### Directive
Without including any pictures, write out all the entries exactly.

(Saved entries)
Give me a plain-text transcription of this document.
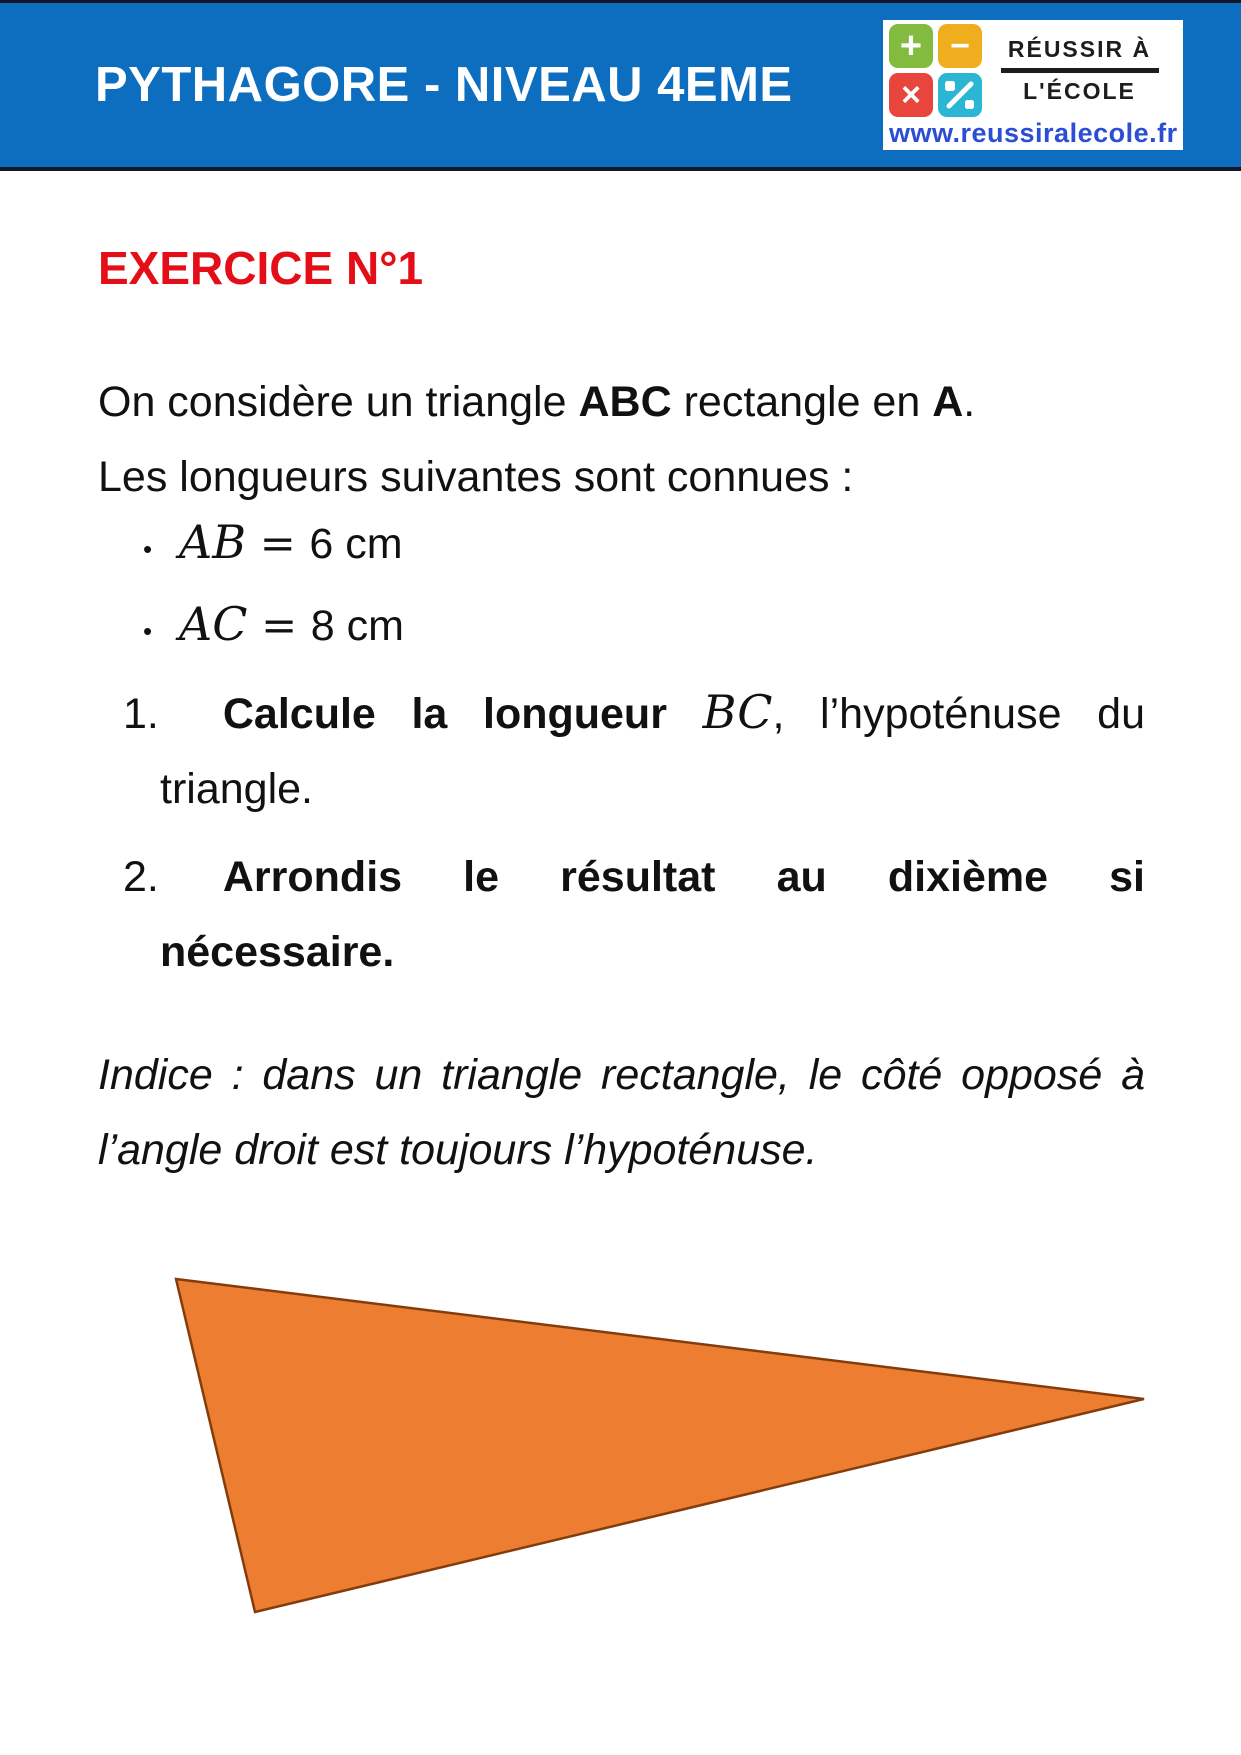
PYTHAGORE - NIVEAU 4EME
+ −
×
RÉUSSIR À
L'ÉCOLE
www.reussiralecole.fr
EXERCICE N°1

On considère un triangle ABC rectangle en A.

Les longueurs suivantes sont connues :

• AB = 6 cm
• AC = 8 cm
1. Calcule la longueur BC, l’hypoténuse du triangle.
2. Arrondis le résultat au dixième si nécessaire.

Indice : dans un triangle rectangle, le côté opposé à l’angle droit est toujours l’hypoténuse.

### The completed task
Give me a plain-text transcription of this document.
PYTHAGORE - NIVEAU 4EME
+ −
×
RÉUSSIR À
L'ÉCOLE
www.reussiralecole.fr
EXERCICE N°1

On considère un triangle ABC rectangle en A.

Les longueurs suivantes sont connues :

• AB = 6 cm
• AC = 8 cm
1. Calcule la longueur BC, l’hypoténuse du triangle.
2. Arrondis le résultat au dixième si nécessaire.

Indice : dans un triangle rectangle, le côté opposé à l’angle droit est toujours l’hypoténuse.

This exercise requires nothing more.